設問:
- a) 次の(i)〜(iii)が本文と合っているかを「はい」か「いいえ」で答え、判断の根拠となる本文の語句を引用しなさい。(i) AP095055の標準容量は250mAhである。(ii) APの標準電圧は製品ごとに異なる。(iii) APは使わなければ劣化が始まらない。
- b) 本文の「製品の仕様は固まりつつあり試作ラインも構築中」から「PIIが適している」と話す。」までを、両端の語句も含めて一字一句変えずに書き写しなさい。

本文:
▼▼▼

高い容量とエネルギー密度の薄型フレキシブル電池、体と環境にやさしい電解液材料技術

マクセルは、「TECHNO-FRONTIER2024」で、開発中の薄型フレキシブル電池「Air Patch Battery(AP)」と「Air Patch Battery II(APII)」について紹介した。

» 2024年08月01日 07時30分 公開
[遠藤和宏MONOist]

 マクセルは、「TECHNO-FRONTIER2024」(2024年7月24〜26日、東京ビッグサイト)内の「第6回 “つながる工場”推進展」に出展し、開発中の薄型フレキシブル電池「Air Patch Battery(AP)」と「Air Patch Battery II(APII)」について紹介した。

製品の仕様は固まりつつあり試作ラインも構築中

 APは、シート状の空気亜鉛電池で、寸法や標準容量、エネルギー密度が異なる「AP071520」「AP092530」「AP095055」といった3つの製品をラインアップする。AP071520は、寸法が15×25×0.75mm、標準容量が10mAh、エネルギー密度は53Wh/L。AP092530は、寸法が25×30×0.95mm、標準容量が40mAh、エネルギー密度は67Wh/L。AP095055は、寸法が50×55×0.95mm、標準容量が250mAh、エネルギー密度は114Wh/L。いずれも標準電圧は1.2Vだ。

 マクセルの説明員は「APは小型の割に標準容量やエネルギー密度は高いが、正極の表面に多数の穴が開いており、電池を使わなくても空気に触れた段階から劣化がスタートし、1〜2週間程度で使えなくなる。そのため、長期間の利用を目的としているユーザーには半年〜1年ほど使えるAPIIが適している」と話す。

▲▲▲

抽出データ:

▼▼▼

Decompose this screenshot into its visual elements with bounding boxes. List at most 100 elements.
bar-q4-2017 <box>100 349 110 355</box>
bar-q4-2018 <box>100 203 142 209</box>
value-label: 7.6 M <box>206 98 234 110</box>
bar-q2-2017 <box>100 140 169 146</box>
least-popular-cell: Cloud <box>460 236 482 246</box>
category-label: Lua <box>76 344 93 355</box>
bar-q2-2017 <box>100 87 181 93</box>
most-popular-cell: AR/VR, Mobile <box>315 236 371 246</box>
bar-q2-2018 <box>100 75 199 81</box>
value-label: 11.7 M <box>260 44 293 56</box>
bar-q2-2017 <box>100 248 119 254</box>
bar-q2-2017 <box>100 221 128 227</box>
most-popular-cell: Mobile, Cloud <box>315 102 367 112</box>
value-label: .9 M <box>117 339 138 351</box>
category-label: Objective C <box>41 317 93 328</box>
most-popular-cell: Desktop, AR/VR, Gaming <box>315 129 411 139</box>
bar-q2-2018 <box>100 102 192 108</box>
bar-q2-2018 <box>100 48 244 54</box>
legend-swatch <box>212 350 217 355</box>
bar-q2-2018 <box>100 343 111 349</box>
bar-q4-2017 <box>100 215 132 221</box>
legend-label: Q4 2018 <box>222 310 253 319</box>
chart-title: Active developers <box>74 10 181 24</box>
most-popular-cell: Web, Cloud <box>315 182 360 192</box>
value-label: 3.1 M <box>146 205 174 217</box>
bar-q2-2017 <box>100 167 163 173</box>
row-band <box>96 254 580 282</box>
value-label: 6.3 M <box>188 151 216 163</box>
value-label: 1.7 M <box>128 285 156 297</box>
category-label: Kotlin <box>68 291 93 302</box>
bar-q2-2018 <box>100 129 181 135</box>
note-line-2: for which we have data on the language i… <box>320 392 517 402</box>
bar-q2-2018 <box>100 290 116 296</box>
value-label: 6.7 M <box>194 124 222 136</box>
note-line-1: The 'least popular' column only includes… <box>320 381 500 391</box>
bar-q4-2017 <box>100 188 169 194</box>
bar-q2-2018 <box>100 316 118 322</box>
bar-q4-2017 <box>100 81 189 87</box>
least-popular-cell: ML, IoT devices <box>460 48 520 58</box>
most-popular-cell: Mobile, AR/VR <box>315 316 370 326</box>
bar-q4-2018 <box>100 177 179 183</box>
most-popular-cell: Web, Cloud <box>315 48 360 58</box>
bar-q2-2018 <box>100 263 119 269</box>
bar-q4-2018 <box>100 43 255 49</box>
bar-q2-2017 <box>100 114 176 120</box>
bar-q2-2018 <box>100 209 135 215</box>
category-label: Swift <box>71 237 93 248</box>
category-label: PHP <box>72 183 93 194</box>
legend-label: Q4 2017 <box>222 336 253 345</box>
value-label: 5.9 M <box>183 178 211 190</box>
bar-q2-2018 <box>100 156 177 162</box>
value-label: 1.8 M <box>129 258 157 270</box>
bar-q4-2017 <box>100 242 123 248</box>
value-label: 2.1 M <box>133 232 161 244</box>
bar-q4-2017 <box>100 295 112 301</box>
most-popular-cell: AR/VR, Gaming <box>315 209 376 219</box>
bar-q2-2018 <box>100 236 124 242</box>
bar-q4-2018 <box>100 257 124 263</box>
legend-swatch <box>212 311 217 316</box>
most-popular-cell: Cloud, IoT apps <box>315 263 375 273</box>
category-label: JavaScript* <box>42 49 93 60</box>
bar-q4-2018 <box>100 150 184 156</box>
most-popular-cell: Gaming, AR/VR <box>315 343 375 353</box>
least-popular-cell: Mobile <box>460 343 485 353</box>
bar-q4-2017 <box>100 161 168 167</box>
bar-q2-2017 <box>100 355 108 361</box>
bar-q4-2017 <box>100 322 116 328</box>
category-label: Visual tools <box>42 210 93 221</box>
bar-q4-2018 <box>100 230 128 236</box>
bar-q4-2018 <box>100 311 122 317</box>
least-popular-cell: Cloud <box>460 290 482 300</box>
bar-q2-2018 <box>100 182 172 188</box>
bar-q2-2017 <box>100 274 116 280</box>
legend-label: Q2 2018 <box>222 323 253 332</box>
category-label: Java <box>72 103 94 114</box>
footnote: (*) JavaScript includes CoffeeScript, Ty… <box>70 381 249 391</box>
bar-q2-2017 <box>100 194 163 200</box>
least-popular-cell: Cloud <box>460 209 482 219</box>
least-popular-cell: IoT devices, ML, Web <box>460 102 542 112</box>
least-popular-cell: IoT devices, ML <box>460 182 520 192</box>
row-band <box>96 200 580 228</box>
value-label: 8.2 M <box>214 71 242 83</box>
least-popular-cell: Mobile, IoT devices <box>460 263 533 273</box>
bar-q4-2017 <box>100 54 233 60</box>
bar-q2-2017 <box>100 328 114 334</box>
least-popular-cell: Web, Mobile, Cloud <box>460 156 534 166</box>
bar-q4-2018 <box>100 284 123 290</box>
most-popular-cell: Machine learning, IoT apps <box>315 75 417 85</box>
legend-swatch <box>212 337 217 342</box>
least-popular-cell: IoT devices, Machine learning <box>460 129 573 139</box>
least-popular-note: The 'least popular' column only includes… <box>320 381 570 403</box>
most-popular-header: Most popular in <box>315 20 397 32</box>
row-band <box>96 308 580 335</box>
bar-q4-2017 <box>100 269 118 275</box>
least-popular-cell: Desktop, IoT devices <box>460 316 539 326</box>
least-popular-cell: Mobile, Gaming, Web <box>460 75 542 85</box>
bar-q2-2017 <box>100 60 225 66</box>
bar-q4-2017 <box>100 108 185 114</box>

▲▲▲

解答:
- a)
(i) はい。「AP095055は、寸法が50×55×0.95mm、標準容量が250mAh」
(ii) いいえ。「いずれも標準電圧は1.2Vだ」
(iii) いいえ。「電池を使わなくても空気に触れた段階から劣化がスタートし」

- b)
製品の仕様は固まりつつあり試作ラインも構築中

 APは、シート状の空気亜鉛電池で、寸法や標準容量、エネルギー密度が異なる「AP071520」「AP092530」「AP095055」といった3つの製品をラインアップする。AP071520は、寸法が15×25×0.75mm、標準容量が10mAh、エネルギー密度は53Wh/L。AP092530は、寸法が25×30×0.95mm、標準容量が40mAh、エネルギー密度は67Wh/L。AP095055は、寸法が50×55×0.95mm、標準容量が250mAh、エネルギー密度は114Wh/L。いずれも標準電圧は1.2Vだ。

 マクセルの説明員は「APは小型の割に標準容量やエネルギー密度は高いが、正極の表面に多数の穴が開いており、電池を使わなくても空気に触れた段階から劣化がスタートし、1〜2週間程度で使えなくなる。そのため、長期間の利用を目的としているユーザーには半年〜1年ほど使えるAPIIが適している」と話す。